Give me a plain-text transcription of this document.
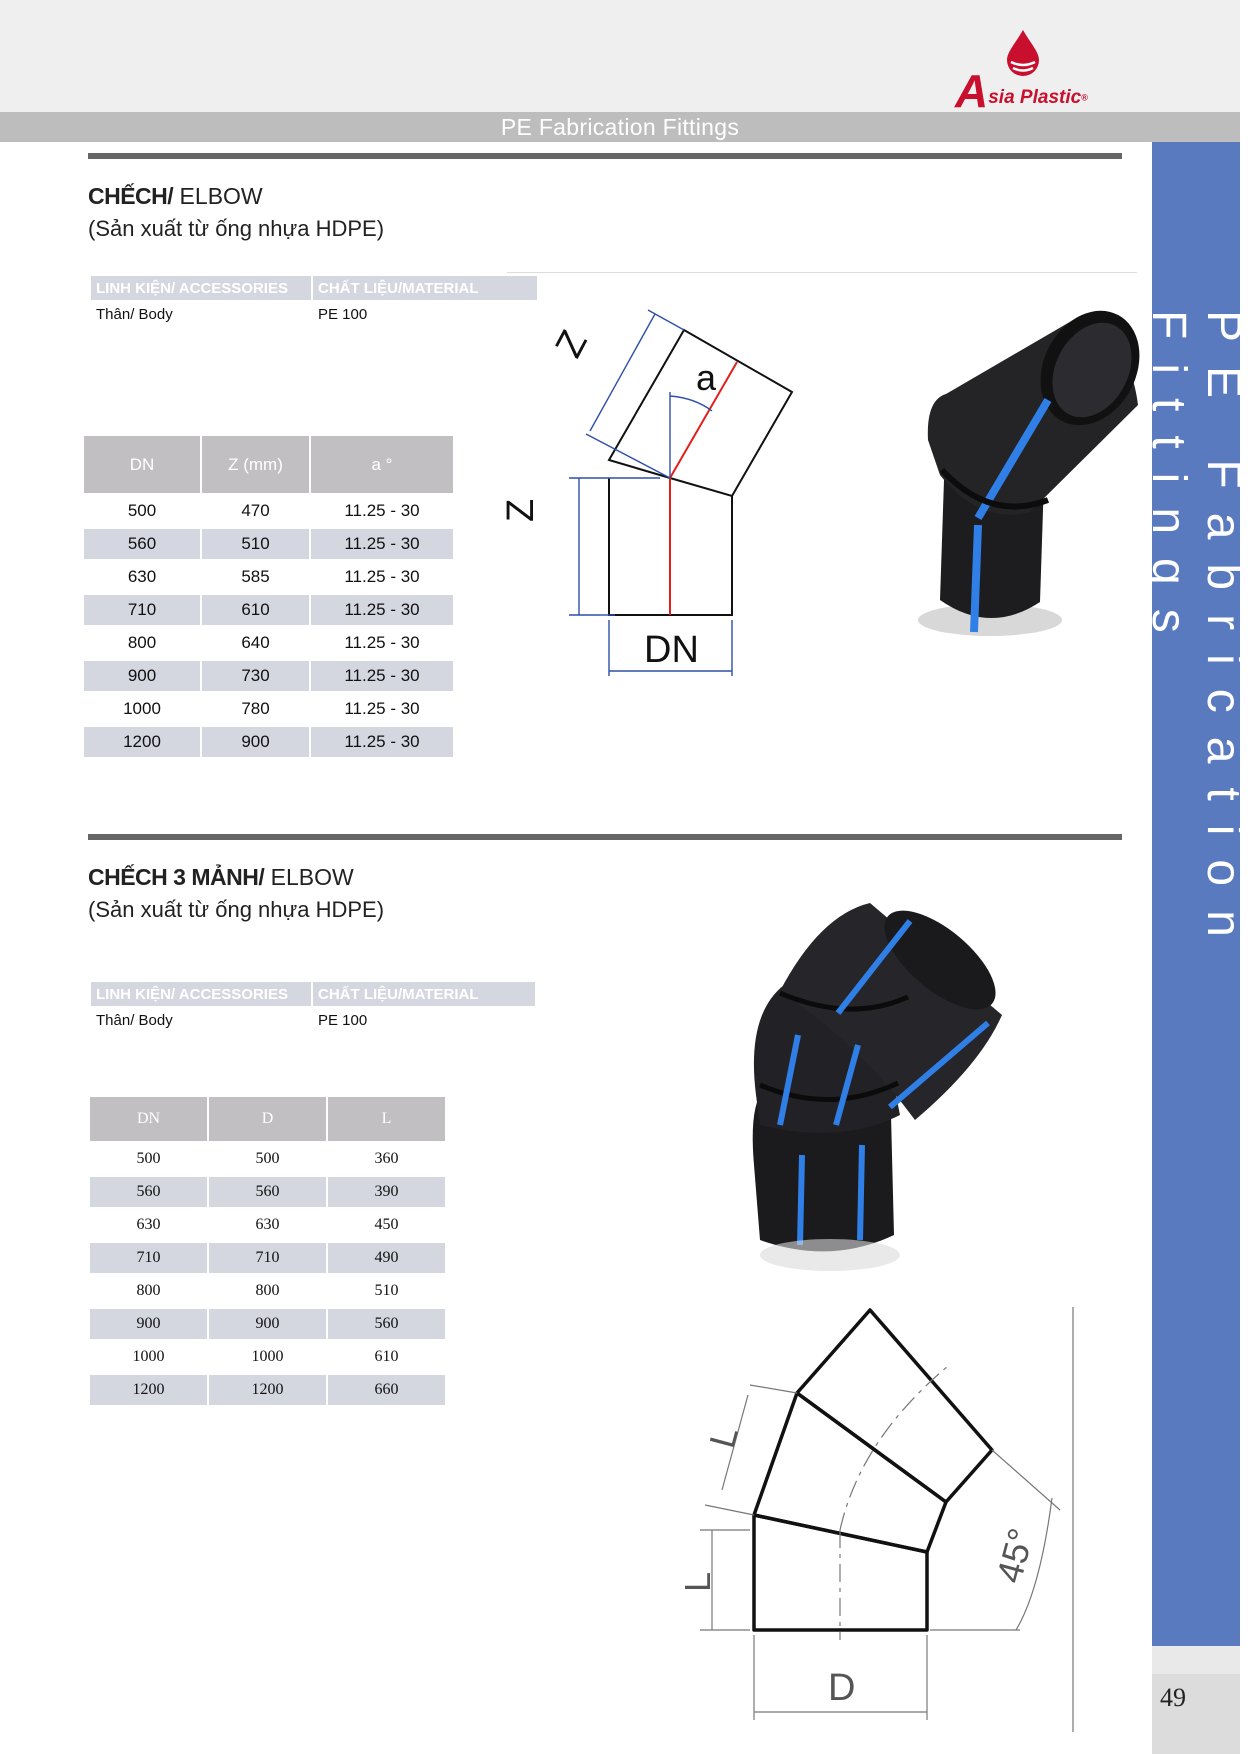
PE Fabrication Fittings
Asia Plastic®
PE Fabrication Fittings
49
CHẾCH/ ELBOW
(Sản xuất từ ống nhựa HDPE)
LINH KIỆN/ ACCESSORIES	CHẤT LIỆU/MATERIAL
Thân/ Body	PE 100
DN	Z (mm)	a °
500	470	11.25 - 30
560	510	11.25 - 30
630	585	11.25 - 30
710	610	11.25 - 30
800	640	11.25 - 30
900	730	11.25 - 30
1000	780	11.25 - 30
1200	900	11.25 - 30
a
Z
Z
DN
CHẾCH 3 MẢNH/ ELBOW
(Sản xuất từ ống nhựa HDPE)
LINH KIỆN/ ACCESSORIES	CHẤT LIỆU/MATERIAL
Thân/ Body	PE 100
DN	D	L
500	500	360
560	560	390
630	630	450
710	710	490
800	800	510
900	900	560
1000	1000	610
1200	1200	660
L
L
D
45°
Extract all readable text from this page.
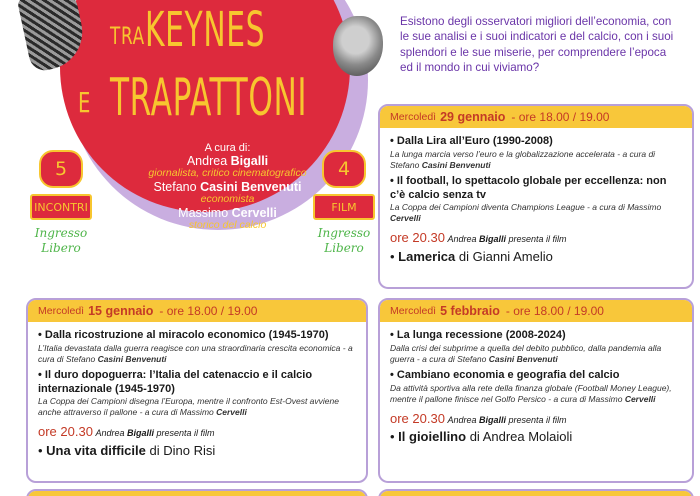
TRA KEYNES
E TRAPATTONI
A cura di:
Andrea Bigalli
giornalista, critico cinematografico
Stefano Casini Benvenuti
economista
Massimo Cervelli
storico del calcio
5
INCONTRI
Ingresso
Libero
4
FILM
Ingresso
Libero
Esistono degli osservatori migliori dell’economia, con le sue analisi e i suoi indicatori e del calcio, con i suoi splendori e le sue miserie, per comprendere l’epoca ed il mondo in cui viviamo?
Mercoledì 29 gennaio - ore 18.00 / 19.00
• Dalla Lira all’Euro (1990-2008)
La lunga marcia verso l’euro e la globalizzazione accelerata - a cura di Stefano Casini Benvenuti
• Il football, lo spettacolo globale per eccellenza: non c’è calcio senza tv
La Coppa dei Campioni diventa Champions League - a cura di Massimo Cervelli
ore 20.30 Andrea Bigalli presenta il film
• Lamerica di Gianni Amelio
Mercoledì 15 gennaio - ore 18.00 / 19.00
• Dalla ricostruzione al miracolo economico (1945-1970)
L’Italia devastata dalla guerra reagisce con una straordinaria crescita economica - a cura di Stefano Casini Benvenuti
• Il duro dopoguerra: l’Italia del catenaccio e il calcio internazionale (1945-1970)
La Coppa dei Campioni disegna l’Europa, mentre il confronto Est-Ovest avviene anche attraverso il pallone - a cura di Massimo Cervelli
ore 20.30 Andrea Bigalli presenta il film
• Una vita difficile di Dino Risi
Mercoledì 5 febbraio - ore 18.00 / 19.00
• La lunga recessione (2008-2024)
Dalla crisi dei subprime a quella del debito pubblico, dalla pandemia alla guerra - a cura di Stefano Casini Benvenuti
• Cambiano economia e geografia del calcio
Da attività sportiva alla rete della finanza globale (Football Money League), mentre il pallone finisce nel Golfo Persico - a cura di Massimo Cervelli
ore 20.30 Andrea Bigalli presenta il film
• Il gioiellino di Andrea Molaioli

Aim of the exercise:
Write out every line above exactly as it is, leaving out the pictures.

Complete output:
Give me a plain-text transcription of this document.
PE Fabrication Fittings
Asia Plastic®
PE Fabrication Fittings
49
CHẾCH/ ELBOW
(Sản xuất từ ống nhựa HDPE)
LINH KIỆN/ ACCESSORIES	CHẤT LIỆU/MATERIAL
Thân/ Body	PE 100
DN	Z (mm)	a °
500	470	11.25 - 30
560	510	11.25 - 30
630	585	11.25 - 30
710	610	11.25 - 30
800	640	11.25 - 30
900	730	11.25 - 30
1000	780	11.25 - 30
1200	900	11.25 - 30
a
Z
Z
DN
CHẾCH 3 MẢNH/ ELBOW
(Sản xuất từ ống nhựa HDPE)
LINH KIỆN/ ACCESSORIES	CHẤT LIỆU/MATERIAL
Thân/ Body	PE 100
DN	D	L
500	500	360
560	560	390
630	630	450
710	710	490
800	800	510
900	900	560
1000	1000	610
1200	1200	660
L
L
D
45°
Extract all readable text from this page.
TRA KEYNES
E TRAPATTONI
A cura di:
Andrea Bigalli
giornalista, critico cinematografico
Stefano Casini Benvenuti
economista
Massimo Cervelli
storico del calcio
5
INCONTRI
Ingresso
Libero
4
FILM
Ingresso
Libero
Esistono degli osservatori migliori dell’economia, con le sue analisi e i suoi indicatori e del calcio, con i suoi splendori e le sue miserie, per comprendere l’epoca ed il mondo in cui viviamo?
Mercoledì 29 gennaio - ore 18.00 / 19.00
• Dalla Lira all’Euro (1990-2008)
La lunga marcia verso l’euro e la globalizzazione accelerata - a cura di Stefano Casini Benvenuti
• Il football, lo spettacolo globale per eccellenza: non c’è calcio senza tv
La Coppa dei Campioni diventa Champions League - a cura di Massimo Cervelli
ore 20.30 Andrea Bigalli presenta il film
• Lamerica di Gianni Amelio
Mercoledì 15 gennaio - ore 18.00 / 19.00
• Dalla ricostruzione al miracolo economico (1945-1970)
L’Italia devastata dalla guerra reagisce con una straordinaria crescita economica - a cura di Stefano Casini Benvenuti
• Il duro dopoguerra: l’Italia del catenaccio e il calcio internazionale (1945-1970)
La Coppa dei Campioni disegna l’Europa, mentre il confronto Est-Ovest avviene anche attraverso il pallone - a cura di Massimo Cervelli
ore 20.30 Andrea Bigalli presenta il film
• Una vita difficile di Dino Risi
Mercoledì 5 febbraio - ore 18.00 / 19.00
• La lunga recessione (2008-2024)
Dalla crisi dei subprime a quella del debito pubblico, dalla pandemia alla guerra - a cura di Stefano Casini Benvenuti
• Cambiano economia e geografia del calcio
Da attività sportiva alla rete della finanza globale (Football Money League), mentre il pallone finisce nel Golfo Persico - a cura di Massimo Cervelli
ore 20.30 Andrea Bigalli presenta il film
• Il gioiellino di Andrea Molaioli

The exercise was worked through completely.